╭─ EXTRAHIERTER TEXT

Nun ist das Problem zu einem gewissen Grad hausgemacht. Investor Günter Eberhardt wäre mit seinem Brückenbauwerk gerne einige Meter weiter Richtung Pulverturm angelandet, doch aus den Reihen des Gemeinderats gab es den Wunsch, den Einstieg möglichst weit Richtung Taubenturm zu legen. Auf das Ansinnen mancher Gremiumsmitglieder, der Baum könnte doch versetzt anstatt gefällt werden, zeigte sich Landschaftsarchitekt Jürgen Pfaff vom Büro faktorgruen vorbereitet. Zwischen 70.000 und 130.000 Euro würden für so ein Unterfangen aufgerufen. Das weckte bei Ingeborg Gekle-Maier (Grüne) sogleich Hoffnungen: "Es wäre also möglich und dann doch auch erstrebenswert." Der künftige Fachbereichsleiter Rudolf Mager musste solche Träume aber zerplatzen lassen.

╰─

- _AUFGABE 1_: Schreibe den Text zum geplanten Brückenbauwerk Wort für Wort ab.
- _AUFGABE 2_: Gib aus den Einträgen alles von der Zeile mit „sensor-probe-outline <box>542 118“ bis hinunter zur Zeile mit „relay-label: RELAY <box>244 225 261 279</box>“ unverändert wieder, beide Zeilen eingeschlossen.

╭─ LISTE DER EINTRÄGE

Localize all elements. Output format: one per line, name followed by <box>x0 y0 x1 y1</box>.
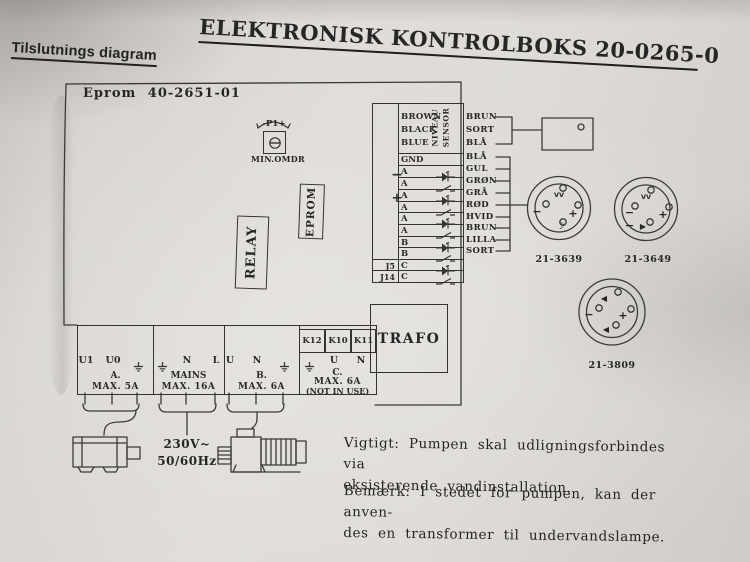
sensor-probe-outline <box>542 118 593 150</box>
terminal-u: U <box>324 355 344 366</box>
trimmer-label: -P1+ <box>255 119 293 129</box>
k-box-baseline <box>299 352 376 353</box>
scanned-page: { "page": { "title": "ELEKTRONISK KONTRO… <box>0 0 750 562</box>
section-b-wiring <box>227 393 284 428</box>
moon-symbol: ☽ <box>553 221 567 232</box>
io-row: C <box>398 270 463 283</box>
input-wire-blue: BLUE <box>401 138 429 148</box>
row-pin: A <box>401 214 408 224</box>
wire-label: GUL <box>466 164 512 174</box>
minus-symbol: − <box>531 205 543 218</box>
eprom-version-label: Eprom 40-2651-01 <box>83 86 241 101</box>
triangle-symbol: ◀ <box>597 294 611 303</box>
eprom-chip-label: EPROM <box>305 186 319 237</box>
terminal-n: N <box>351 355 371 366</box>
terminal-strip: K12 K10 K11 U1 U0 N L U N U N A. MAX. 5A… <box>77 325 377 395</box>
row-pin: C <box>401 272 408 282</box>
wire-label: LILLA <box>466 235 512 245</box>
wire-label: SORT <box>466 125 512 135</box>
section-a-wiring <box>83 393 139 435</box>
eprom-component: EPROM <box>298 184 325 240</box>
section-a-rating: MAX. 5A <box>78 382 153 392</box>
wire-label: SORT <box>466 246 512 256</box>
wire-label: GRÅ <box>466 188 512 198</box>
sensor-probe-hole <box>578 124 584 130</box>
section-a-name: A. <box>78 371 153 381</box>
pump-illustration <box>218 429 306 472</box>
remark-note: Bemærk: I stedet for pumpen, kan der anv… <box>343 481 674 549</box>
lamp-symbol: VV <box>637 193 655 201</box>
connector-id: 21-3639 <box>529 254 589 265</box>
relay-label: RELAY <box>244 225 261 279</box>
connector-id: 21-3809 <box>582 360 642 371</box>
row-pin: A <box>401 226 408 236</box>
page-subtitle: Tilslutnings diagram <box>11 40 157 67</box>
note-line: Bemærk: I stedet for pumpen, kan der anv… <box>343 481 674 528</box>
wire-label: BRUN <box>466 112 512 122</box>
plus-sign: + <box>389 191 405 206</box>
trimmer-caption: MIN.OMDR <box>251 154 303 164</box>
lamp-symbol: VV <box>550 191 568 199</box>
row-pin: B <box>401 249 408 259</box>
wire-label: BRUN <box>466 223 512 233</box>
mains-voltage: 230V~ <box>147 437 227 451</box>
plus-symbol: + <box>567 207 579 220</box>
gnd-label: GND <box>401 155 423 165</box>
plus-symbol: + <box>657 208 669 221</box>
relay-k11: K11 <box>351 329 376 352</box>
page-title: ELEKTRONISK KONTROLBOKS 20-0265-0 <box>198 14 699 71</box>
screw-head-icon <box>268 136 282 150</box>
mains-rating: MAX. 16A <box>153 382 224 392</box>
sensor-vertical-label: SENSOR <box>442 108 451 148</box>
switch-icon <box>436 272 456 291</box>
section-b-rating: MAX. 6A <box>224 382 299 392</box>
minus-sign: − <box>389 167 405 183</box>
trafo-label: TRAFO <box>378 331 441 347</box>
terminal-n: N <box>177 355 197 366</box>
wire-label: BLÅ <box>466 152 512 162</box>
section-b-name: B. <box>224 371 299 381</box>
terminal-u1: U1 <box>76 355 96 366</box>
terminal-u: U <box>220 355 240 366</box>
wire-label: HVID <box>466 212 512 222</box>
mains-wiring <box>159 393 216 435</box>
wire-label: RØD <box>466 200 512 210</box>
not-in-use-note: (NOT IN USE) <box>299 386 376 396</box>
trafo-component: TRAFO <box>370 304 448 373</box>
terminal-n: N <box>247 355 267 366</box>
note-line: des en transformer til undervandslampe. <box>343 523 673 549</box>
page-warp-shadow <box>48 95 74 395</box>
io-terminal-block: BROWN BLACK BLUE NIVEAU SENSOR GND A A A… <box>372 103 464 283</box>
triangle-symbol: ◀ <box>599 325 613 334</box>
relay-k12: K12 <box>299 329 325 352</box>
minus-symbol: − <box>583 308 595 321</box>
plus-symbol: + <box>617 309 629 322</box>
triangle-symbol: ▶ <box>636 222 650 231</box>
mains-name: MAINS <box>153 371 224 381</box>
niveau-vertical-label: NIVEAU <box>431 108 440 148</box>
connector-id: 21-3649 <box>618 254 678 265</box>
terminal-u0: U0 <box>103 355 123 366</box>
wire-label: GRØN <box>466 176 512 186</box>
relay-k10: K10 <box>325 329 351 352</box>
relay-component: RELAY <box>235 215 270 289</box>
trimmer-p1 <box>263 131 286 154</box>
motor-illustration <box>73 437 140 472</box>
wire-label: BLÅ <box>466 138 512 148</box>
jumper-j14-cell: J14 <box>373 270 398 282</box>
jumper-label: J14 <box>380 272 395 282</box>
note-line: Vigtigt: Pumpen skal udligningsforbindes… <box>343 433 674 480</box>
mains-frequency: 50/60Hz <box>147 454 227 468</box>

╰─

- _RICHTIGE ANTWORT 1_:
Nun ist das Problem zu einem gewissen Grad hausgemacht. Investor Günter Eberhardt wäre mit seinem Brückenbauwerk gerne einige Meter weiter Richtung Pulverturm angelandet, doch aus den Reihen des Gemeinderats gab es den Wunsch, den Einstieg möglichst weit Richtung Taubenturm zu legen. Auf das Ansinnen mancher Gremiumsmitglieder, der Baum könnte doch versetzt anstatt gefällt werden, zeigte sich Landschaftsarchitekt Jürgen Pfaff vom Büro faktorgruen vorbereitet. Zwischen 70.000 und 130.000 Euro würden für so ein Unterfangen aufgerufen. Das weckte bei Ingeborg Gekle-Maier (Grüne) sogleich Hoffnungen: "Es wäre also möglich und dann doch auch erstrebenswert." Der künftige Fachbereichsleiter Rudolf Mager musste solche Träume aber zerplatzen lassen.

- _RICHTIGE ANTWORT 2_:
sensor-probe-outline <box>542 118 593 150</box>
terminal-u: U <box>324 355 344 366</box>
trimmer-label: -P1+ <box>255 119 293 129</box>
k-box-baseline <box>299 352 376 353</box>
scanned-page: { "page": { "title": "ELEKTRONISK KONTRO… <box>0 0 750 562</box>
section-b-wiring <box>227 393 284 428</box>
moon-symbol: ☽ <box>553 221 567 232</box>
io-row: C <box>398 270 463 283</box>
input-wire-blue: BLUE <box>401 138 429 148</box>
row-pin: A <box>401 214 408 224</box>
wire-label: GUL <box>466 164 512 174</box>
minus-symbol: − <box>531 205 543 218</box>
eprom-version-label: Eprom 40-2651-01 <box>83 86 241 101</box>
triangle-symbol: ◀ <box>597 294 611 303</box>
eprom-chip-label: EPROM <box>305 186 319 237</box>
terminal-n: N <box>351 355 371 366</box>
terminal-strip: K12 K10 K11 U1 U0 N L U N U N A. MAX. 5A… <box>77 325 377 395</box>
row-pin: C <box>401 272 408 282</box>
wire-label: LILLA <box>466 235 512 245</box>
wire-label: SORT <box>466 125 512 135</box>
section-a-wiring <box>83 393 139 435</box>
eprom-component: EPROM <box>298 184 325 240</box>
section-a-rating: MAX. 5A <box>78 382 153 392</box>
wire-label: SORT <box>466 246 512 256</box>
wire-label: GRÅ <box>466 188 512 198</box>
sensor-probe-hole <box>578 124 584 130</box>
section-a-name: A. <box>78 371 153 381</box>
pump-illustration <box>218 429 306 472</box>
remark-note: Bemærk: I stedet for pumpen, kan der anv… <box>343 481 674 549</box>
lamp-symbol: VV <box>637 193 655 201</box>
connector-id: 21-3639 <box>529 254 589 265</box>
relay-label: RELAY <box>244 225 261 279</box>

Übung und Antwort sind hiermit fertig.